Copy every record exactly, and keep the pictures out.
>>>>>
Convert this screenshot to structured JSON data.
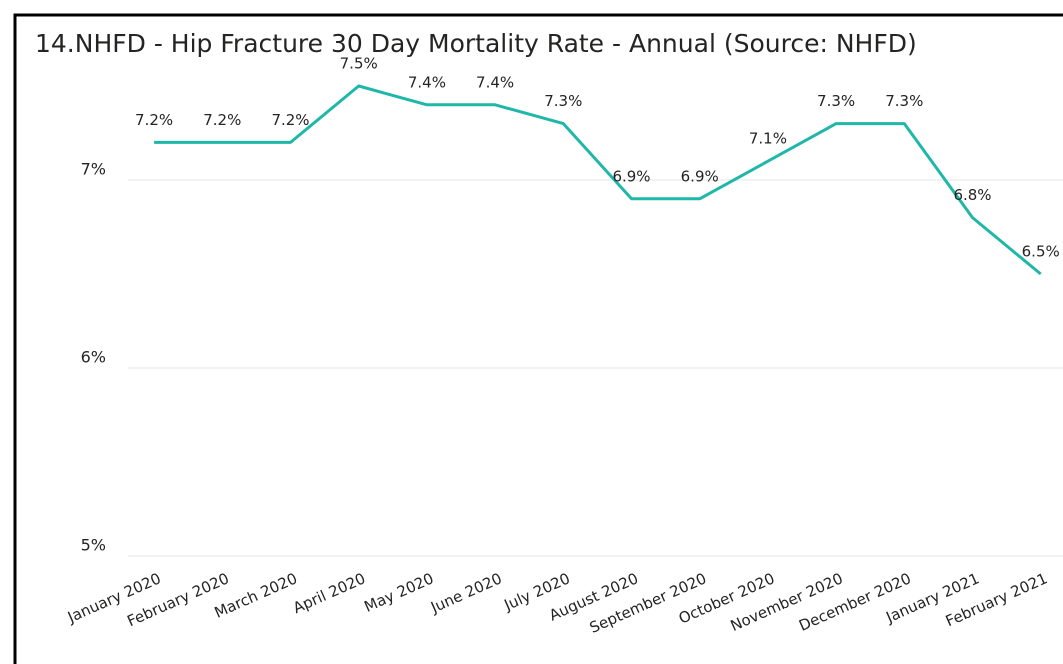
{
  "chart_data": {
    "type": "line",
    "title": "14.NHFD - Hip Fracture 30 Day Mortality Rate - Annual (Source: NHFD)",
    "categories": [
      "January 2020",
      "February 2020",
      "March 2020",
      "April 2020",
      "May 2020",
      "June 2020",
      "July 2020",
      "August 2020",
      "September 2020",
      "October 2020",
      "November 2020",
      "December 2020",
      "January 2021",
      "February 2021"
    ],
    "series": [
      {
        "name": "Mortality Rate",
        "color": "#1fb7a8",
        "values": [
          7.2,
          7.2,
          7.2,
          7.5,
          7.4,
          7.4,
          7.3,
          6.9,
          6.9,
          7.1,
          7.3,
          7.3,
          6.8,
          6.5
        ],
        "value_labels": [
          "7.2%",
          "7.2%",
          "7.2%",
          "7.5%",
          "7.4%",
          "7.4%",
          "7.3%",
          "6.9%",
          "6.9%",
          "7.1%",
          "7.3%",
          "7.3%",
          "6.8%",
          "6.5%"
        ]
      }
    ],
    "ylim": [
      5,
      7.5
    ],
    "yticks": [
      {
        "value": 5,
        "label": "5%"
      },
      {
        "value": 6,
        "label": "6%"
      },
      {
        "value": 7,
        "label": "7%"
      }
    ],
    "grid": true
  }
}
<<<<<
> [Reply]:
Convert this screenshot to structured JSON data.
{
  "chart_data": {
    "type": "line",
    "title": "14.NHFD - Hip Fracture 30 Day Mortality Rate - Annual (Source: NHFD)",
    "categories": [
      "January 2020",
      "February 2020",
      "March 2020",
      "April 2020",
      "May 2020",
      "June 2020",
      "July 2020",
      "August 2020",
      "September 2020",
      "October 2020",
      "November 2020",
      "December 2020",
      "January 2021",
      "February 2021"
    ],
    "series": [
      {
        "name": "Mortality Rate",
        "color": "#1fb7a8",
        "values": [
          7.2,
          7.2,
          7.2,
          7.5,
          7.4,
          7.4,
          7.3,
          6.9,
          6.9,
          7.1,
          7.3,
          7.3,
          6.8,
          6.5
        ],
        "value_labels": [
          "7.2%",
          "7.2%",
          "7.2%",
          "7.5%",
          "7.4%",
          "7.4%",
          "7.3%",
          "6.9%",
          "6.9%",
          "7.1%",
          "7.3%",
          "7.3%",
          "6.8%",
          "6.5%"
        ]
      }
    ],
    "ylim": [
      5,
      7.5
    ],
    "yticks": [
      {
        "value": 5,
        "label": "5%"
      },
      {
        "value": 6,
        "label": "6%"
      },
      {
        "value": 7,
        "label": "7%"
      }
    ],
    "grid": true
  }
}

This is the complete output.